▶ **Dataset items**
----

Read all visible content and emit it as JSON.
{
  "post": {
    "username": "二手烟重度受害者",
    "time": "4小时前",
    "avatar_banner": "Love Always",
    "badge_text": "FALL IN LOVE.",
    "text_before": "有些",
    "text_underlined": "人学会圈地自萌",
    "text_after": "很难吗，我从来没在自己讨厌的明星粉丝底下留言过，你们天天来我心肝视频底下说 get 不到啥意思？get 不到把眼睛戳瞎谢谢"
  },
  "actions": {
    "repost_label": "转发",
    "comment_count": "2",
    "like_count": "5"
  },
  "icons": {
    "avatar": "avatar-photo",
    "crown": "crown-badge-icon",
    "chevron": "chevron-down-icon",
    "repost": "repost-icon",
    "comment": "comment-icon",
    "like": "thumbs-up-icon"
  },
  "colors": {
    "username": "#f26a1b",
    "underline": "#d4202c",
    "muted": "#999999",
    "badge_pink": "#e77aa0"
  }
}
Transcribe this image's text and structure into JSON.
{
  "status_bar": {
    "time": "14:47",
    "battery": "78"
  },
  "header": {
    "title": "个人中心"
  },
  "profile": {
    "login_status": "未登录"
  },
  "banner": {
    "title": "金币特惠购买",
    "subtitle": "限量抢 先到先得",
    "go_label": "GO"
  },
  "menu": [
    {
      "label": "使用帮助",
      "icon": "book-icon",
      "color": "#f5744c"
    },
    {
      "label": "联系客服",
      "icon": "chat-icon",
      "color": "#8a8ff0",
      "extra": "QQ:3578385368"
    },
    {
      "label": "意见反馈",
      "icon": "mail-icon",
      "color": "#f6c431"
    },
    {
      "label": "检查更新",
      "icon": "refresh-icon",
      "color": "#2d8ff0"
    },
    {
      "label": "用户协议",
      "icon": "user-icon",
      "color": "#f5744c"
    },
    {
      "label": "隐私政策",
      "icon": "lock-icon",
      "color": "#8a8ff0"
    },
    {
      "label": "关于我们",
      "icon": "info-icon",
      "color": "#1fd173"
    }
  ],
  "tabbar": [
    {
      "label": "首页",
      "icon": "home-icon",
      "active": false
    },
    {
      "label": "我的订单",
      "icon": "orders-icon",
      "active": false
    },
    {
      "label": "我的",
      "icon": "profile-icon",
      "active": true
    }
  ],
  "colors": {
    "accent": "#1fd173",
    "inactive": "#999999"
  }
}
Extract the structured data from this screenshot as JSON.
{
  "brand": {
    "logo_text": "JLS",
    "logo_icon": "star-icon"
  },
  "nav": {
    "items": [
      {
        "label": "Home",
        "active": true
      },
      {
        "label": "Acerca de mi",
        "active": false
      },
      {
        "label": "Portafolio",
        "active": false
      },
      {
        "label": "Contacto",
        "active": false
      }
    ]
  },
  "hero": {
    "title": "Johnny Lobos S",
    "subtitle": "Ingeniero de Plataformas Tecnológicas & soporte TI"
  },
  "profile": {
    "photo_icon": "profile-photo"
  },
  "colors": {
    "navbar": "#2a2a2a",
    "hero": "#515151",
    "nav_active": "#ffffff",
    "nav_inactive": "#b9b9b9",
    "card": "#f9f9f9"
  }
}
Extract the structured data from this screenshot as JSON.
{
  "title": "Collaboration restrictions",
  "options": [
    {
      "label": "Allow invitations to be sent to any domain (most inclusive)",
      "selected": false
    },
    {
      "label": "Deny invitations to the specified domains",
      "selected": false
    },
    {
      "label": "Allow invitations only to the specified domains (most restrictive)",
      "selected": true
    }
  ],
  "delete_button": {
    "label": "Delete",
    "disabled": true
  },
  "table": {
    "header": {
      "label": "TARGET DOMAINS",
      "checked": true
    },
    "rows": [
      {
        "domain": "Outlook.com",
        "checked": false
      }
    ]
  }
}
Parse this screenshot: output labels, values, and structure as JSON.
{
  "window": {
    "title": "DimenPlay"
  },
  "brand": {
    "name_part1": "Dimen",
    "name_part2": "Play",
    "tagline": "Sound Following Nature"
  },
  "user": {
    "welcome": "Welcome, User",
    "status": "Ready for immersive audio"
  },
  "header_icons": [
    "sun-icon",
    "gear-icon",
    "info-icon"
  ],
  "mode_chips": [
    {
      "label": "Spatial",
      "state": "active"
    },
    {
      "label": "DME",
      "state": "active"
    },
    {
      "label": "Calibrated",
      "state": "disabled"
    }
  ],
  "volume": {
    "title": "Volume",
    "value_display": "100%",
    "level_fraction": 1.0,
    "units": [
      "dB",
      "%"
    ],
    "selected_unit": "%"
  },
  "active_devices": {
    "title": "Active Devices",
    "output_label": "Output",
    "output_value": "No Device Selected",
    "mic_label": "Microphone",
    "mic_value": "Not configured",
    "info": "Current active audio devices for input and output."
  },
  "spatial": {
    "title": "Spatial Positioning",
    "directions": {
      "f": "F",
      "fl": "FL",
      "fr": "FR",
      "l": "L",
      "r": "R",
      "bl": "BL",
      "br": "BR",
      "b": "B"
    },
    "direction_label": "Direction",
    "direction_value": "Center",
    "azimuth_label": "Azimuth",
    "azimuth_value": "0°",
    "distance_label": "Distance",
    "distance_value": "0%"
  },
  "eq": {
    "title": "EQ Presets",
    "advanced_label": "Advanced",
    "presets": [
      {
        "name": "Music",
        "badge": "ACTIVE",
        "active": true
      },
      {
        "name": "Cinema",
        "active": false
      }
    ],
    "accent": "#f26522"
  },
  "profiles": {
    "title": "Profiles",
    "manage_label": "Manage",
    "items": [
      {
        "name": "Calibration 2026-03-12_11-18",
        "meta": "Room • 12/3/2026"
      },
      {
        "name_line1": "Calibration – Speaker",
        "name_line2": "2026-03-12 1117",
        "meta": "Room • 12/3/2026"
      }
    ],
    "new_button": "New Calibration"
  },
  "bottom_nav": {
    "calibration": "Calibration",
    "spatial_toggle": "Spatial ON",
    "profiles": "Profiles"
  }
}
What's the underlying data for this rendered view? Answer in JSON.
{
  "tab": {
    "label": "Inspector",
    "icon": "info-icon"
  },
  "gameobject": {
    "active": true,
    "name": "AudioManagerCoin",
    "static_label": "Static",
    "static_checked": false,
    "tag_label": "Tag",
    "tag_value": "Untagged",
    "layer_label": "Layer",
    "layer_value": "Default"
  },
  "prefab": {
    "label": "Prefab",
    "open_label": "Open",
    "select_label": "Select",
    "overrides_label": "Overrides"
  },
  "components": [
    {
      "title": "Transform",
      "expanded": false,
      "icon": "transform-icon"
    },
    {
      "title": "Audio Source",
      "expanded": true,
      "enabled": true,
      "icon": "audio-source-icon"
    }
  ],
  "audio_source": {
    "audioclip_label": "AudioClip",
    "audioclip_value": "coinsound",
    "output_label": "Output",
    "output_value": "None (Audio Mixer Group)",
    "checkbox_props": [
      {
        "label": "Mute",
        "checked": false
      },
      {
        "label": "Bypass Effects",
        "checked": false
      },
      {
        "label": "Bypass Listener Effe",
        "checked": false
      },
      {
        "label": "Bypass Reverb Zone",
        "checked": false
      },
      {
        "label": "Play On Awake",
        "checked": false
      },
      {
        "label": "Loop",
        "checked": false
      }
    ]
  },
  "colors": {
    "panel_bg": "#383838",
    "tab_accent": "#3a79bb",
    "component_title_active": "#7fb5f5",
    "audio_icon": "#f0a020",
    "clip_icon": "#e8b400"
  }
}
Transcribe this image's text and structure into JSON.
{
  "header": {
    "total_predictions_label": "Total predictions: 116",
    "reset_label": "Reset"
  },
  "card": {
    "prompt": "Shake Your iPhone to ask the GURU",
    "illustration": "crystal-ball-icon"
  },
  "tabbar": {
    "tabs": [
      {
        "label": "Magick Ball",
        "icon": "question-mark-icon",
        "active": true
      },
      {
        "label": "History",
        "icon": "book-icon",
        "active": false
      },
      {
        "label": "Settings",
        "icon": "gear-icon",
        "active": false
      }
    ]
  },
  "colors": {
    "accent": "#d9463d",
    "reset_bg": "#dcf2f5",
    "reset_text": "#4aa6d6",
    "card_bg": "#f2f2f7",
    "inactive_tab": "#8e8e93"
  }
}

----

▶ **Work to do**
From the entries above, copy out every line where the string "invitations" appears.

▶ **Complete response**
      "label": "Allow invitations to be sent to any domain (most inclusive)",
      "label": "Deny invitations to the specified domains",
      "label": "Allow invitations only to the specified domains (most restrictive)",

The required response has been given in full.